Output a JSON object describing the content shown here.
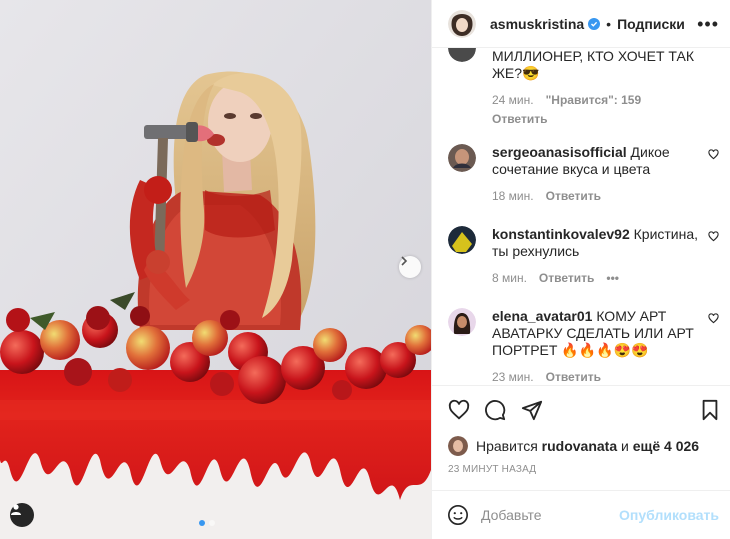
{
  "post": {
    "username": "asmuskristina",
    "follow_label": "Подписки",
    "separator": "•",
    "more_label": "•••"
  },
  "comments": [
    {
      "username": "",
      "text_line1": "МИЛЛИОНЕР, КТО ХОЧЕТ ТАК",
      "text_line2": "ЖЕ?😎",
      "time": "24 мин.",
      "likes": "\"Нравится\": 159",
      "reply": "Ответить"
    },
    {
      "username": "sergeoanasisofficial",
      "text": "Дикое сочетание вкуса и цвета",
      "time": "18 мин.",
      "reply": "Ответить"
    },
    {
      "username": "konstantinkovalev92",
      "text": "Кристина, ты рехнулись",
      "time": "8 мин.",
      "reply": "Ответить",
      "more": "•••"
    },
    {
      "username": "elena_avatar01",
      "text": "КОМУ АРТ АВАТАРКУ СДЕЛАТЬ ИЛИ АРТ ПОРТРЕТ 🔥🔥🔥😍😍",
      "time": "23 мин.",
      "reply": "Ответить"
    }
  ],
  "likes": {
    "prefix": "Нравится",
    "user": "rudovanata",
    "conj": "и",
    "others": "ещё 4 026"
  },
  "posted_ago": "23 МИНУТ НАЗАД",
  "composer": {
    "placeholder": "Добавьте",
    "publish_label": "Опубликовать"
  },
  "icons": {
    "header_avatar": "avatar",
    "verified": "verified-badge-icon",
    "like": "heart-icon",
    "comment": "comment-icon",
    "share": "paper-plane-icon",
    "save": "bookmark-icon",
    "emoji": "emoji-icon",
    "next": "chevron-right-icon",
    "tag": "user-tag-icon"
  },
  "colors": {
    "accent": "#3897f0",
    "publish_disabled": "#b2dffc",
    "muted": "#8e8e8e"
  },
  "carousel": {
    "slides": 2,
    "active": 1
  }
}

= = = = =

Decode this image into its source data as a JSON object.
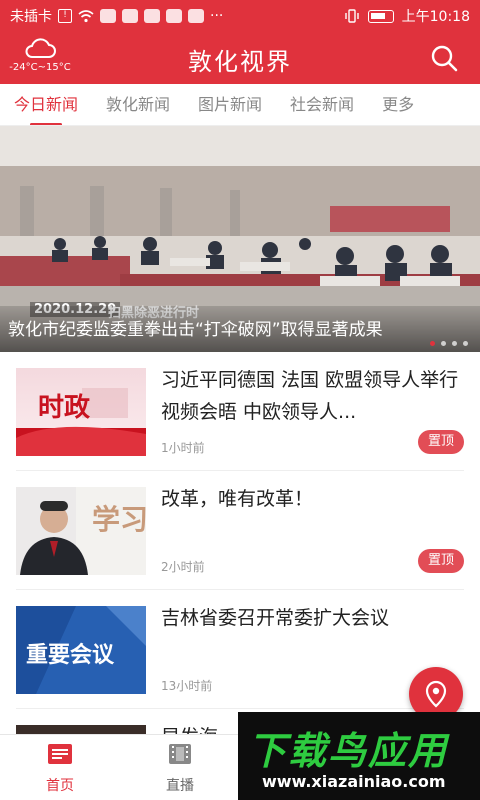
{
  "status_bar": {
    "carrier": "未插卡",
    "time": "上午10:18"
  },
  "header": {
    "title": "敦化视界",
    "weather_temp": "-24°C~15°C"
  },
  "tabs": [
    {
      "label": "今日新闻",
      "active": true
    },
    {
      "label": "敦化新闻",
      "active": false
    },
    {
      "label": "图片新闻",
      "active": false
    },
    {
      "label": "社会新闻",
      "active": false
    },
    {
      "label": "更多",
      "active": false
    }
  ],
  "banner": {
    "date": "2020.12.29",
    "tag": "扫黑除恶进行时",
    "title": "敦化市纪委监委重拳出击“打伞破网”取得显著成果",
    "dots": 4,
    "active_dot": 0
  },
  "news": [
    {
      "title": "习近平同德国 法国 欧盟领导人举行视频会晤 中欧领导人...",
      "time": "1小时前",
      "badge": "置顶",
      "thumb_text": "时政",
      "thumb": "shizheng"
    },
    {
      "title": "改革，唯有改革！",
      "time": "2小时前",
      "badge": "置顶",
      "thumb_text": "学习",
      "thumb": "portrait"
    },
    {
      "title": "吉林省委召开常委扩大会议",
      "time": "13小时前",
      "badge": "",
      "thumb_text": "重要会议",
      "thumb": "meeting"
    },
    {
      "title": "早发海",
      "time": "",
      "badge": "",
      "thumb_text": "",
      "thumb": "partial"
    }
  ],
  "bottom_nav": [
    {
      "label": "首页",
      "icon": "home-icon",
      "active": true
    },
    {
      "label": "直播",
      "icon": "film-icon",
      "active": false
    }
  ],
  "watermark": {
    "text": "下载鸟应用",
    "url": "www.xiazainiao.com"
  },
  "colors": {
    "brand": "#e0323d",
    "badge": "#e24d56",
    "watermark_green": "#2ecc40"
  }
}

= = = = =

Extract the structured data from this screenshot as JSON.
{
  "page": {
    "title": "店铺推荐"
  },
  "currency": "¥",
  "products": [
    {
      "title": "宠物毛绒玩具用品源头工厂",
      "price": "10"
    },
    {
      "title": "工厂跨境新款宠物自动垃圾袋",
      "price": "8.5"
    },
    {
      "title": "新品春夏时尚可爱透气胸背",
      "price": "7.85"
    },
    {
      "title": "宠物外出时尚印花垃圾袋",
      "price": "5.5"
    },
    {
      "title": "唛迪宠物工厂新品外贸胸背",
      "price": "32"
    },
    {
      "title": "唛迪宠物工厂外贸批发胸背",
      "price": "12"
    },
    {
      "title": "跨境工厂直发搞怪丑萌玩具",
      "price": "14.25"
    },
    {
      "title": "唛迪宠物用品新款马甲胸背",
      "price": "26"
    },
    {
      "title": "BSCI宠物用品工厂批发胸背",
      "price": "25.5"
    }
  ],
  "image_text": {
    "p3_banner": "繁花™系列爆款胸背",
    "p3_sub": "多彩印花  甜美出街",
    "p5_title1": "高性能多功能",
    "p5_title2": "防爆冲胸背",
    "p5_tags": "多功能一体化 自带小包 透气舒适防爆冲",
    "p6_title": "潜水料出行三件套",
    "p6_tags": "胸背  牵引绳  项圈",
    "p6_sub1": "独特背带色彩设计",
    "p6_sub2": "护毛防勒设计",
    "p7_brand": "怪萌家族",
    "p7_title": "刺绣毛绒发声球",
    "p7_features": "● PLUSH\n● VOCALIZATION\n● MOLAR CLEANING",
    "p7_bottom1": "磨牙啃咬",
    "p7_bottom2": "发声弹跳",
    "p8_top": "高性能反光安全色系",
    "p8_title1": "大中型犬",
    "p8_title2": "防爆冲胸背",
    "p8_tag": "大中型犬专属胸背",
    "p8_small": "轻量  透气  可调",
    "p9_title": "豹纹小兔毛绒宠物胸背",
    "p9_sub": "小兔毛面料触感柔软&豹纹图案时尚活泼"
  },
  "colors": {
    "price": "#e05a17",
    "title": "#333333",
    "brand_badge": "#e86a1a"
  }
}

= = = = =

- Task instructions -
Copy each line that contains the word "data".

- Solution for this task -
Decode this image into its source data as a JSON object.
Extract the structured data from this screenshot as JSON.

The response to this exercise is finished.